=== QUOTED TEXT ===
= = = = =
The Judiciary Department Continued
From McLEAN’S Edition, New York.
Author: Alexander Hamilton
To the People of the State of New York:
NEXT to permanency in office, nothing can contribute more to the independence of the judges than a fixed provision for their support. The remark made in relation to the President is equally applicable here. In the general course of human nature, A POWER OVER A MAN’s SUBSISTENCE AMOUNTS TO A POWER OVER HIS WILL. And we can never hope to see realized in practice, the complete separation of the judicial from the legislative power, in any system which leaves the former dependent for pecuniary resources on the occasional grants of the latter. The enlightened friends to good government in every State, have seen cause to lament the want of precise and explicit precautions in the State constitutions on this head. Some of these indeed have declared that PERMANENT [1] salaries should be established for the judges; but the experiment has in some instances shown that such expressions are not sufficiently definite to preclude legislative evasions. Something still more positive and unequivocal has been evinced to be requisite. The plan of the convention accordingly has provided that the judges of the United States “shall at STATED TIMES receive for their services a compensation which shall not be DIMINISHED during their continuance in office.”
= = = = =
=== SOURCE DATA ===

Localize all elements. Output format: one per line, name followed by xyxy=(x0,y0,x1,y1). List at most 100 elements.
= = = = =
=== WORK TO COMPLETE ===
a. In the essay on judicial salaries, what is named as contributing most to the independence of judges, next to permanency in office?
b. Carry on the essay on judicial salaries from the point at which it stops.
The lines play no part in what is asked here.

=== SOLVED TASKS ===
a. A fixed provision for their support.

b.
This, all circumstances considered, is the most eligible provision that could have been devised. It will readily be understood that the fluctuations in the value of money and in the state of society rendered a fixed rate of compensation in the Constitution inadmissible. What might be extravagant to-day, might in half a century become penurious and inadequate. It was therefore necessary to leave it to the discretion of the legislature to vary its provisions in conformity to the variations in circumstances, yet under such restrictions as to put it out of the power of that body to change the condition of the individual for the worse. A man may then be sure of the ground upon which he stands, and can never be deterred from his duty by the apprehension of being placed in a less eligible situation. The clause which has been quoted combines both advantages. The salaries of judicial officers may from time to time be altered, as occasion shall require, yet so as never to lessen the allowance with which any particular judge comes into office, in respect to him. It will be observed that a difference has been made by the convention between the compensation of the President and of the judges, That of the former can neither be increased nor diminished; that of the latter can only not be diminished. This probably arose from the difference in the duration of the respective offices. As the President is to be elected for no more than four years, it can rarely happen that an adequate salary, fixed at the commencement of that period, will not continue to be such to its end. But with regard to the judges, who, if they behave properly, will be secured in their places for life, it may well happen, especially in the early stages of the government, that a stipend, which would be very sufficient at their first appointment, would become too small in the progress of their service.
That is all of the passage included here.